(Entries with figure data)
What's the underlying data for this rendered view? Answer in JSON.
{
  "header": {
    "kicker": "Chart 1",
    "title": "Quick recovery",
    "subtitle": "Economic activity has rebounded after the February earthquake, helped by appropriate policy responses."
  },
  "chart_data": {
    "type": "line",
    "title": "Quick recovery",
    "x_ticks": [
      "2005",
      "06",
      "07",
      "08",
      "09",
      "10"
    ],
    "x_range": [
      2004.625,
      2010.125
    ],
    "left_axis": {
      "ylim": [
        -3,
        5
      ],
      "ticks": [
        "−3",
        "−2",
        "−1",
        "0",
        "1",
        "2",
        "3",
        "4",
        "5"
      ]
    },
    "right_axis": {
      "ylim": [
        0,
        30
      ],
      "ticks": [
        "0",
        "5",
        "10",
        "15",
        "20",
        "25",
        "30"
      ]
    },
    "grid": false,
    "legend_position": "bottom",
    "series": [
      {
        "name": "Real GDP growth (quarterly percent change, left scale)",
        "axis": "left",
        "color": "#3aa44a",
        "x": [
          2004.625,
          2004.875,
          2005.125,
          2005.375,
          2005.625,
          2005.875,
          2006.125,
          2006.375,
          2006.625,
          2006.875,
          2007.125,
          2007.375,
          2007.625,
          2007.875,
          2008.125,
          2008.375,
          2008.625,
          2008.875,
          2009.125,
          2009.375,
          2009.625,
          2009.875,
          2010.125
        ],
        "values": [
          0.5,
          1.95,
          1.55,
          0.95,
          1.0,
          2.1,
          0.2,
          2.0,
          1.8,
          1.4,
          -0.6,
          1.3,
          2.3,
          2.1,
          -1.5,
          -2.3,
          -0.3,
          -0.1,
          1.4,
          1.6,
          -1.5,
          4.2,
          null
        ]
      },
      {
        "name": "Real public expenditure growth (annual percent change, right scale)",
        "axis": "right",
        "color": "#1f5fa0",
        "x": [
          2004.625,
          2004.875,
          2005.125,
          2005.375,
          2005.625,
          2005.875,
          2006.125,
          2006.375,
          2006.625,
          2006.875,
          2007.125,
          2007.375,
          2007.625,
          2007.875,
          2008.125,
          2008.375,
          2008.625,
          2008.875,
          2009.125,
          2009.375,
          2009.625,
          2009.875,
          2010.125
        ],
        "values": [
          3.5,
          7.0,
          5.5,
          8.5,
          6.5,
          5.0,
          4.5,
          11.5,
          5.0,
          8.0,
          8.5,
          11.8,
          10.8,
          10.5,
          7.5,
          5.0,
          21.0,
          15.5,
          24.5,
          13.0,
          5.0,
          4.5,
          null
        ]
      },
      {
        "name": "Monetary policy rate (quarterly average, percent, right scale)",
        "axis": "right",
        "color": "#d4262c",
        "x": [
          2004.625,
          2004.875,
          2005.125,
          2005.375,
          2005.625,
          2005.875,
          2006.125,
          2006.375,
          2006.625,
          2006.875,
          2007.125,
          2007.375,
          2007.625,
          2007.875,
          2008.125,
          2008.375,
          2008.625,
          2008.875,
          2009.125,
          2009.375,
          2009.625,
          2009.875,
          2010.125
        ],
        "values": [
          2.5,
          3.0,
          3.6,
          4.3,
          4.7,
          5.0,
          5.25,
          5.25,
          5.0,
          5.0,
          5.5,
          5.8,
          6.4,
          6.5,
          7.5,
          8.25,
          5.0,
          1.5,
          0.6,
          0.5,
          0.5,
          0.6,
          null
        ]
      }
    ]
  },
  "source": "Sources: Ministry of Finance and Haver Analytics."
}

▶ TASK STATEMENT
Please reproduce the entire listing, exactly as shown.

▶ RESPONSE TO THE EXERCISE
What's the underlying data for this rendered view? Answer in JSON.
{
  "header": {
    "kicker": "Chart 1",
    "title": "Quick recovery",
    "subtitle": "Economic activity has rebounded after the February earthquake, helped by appropriate policy responses."
  },
  "chart_data": {
    "type": "line",
    "title": "Quick recovery",
    "x_ticks": [
      "2005",
      "06",
      "07",
      "08",
      "09",
      "10"
    ],
    "x_range": [
      2004.625,
      2010.125
    ],
    "left_axis": {
      "ylim": [
        -3,
        5
      ],
      "ticks": [
        "−3",
        "−2",
        "−1",
        "0",
        "1",
        "2",
        "3",
        "4",
        "5"
      ]
    },
    "right_axis": {
      "ylim": [
        0,
        30
      ],
      "ticks": [
        "0",
        "5",
        "10",
        "15",
        "20",
        "25",
        "30"
      ]
    },
    "grid": false,
    "legend_position": "bottom",
    "series": [
      {
        "name": "Real GDP growth (quarterly percent change, left scale)",
        "axis": "left",
        "color": "#3aa44a",
        "x": [
          2004.625,
          2004.875,
          2005.125,
          2005.375,
          2005.625,
          2005.875,
          2006.125,
          2006.375,
          2006.625,
          2006.875,
          2007.125,
          2007.375,
          2007.625,
          2007.875,
          2008.125,
          2008.375,
          2008.625,
          2008.875,
          2009.125,
          2009.375,
          2009.625,
          2009.875,
          2010.125
        ],
        "values": [
          0.5,
          1.95,
          1.55,
          0.95,
          1.0,
          2.1,
          0.2,
          2.0,
          1.8,
          1.4,
          -0.6,
          1.3,
          2.3,
          2.1,
          -1.5,
          -2.3,
          -0.3,
          -0.1,
          1.4,
          1.6,
          -1.5,
          4.2,
          null
        ]
      },
      {
        "name": "Real public expenditure growth (annual percent change, right scale)",
        "axis": "right",
        "color": "#1f5fa0",
        "x": [
          2004.625,
          2004.875,
          2005.125,
          2005.375,
          2005.625,
          2005.875,
          2006.125,
          2006.375,
          2006.625,
          2006.875,
          2007.125,
          2007.375,
          2007.625,
          2007.875,
          2008.125,
          2008.375,
          2008.625,
          2008.875,
          2009.125,
          2009.375,
          2009.625,
          2009.875,
          2010.125
        ],
        "values": [
          3.5,
          7.0,
          5.5,
          8.5,
          6.5,
          5.0,
          4.5,
          11.5,
          5.0,
          8.0,
          8.5,
          11.8,
          10.8,
          10.5,
          7.5,
          5.0,
          21.0,
          15.5,
          24.5,
          13.0,
          5.0,
          4.5,
          null
        ]
      },
      {
        "name": "Monetary policy rate (quarterly average, percent, right scale)",
        "axis": "right",
        "color": "#d4262c",
        "x": [
          2004.625,
          2004.875,
          2005.125,
          2005.375,
          2005.625,
          2005.875,
          2006.125,
          2006.375,
          2006.625,
          2006.875,
          2007.125,
          2007.375,
          2007.625,
          2007.875,
          2008.125,
          2008.375,
          2008.625,
          2008.875,
          2009.125,
          2009.375,
          2009.625,
          2009.875,
          2010.125
        ],
        "values": [
          2.5,
          3.0,
          3.6,
          4.3,
          4.7,
          5.0,
          5.25,
          5.25,
          5.0,
          5.0,
          5.5,
          5.8,
          6.4,
          6.5,
          7.5,
          8.25,
          5.0,
          1.5,
          0.6,
          0.5,
          0.5,
          0.6,
          null
        ]
      }
    ]
  },
  "source": "Sources: Ministry of Finance and Haver Analytics."
}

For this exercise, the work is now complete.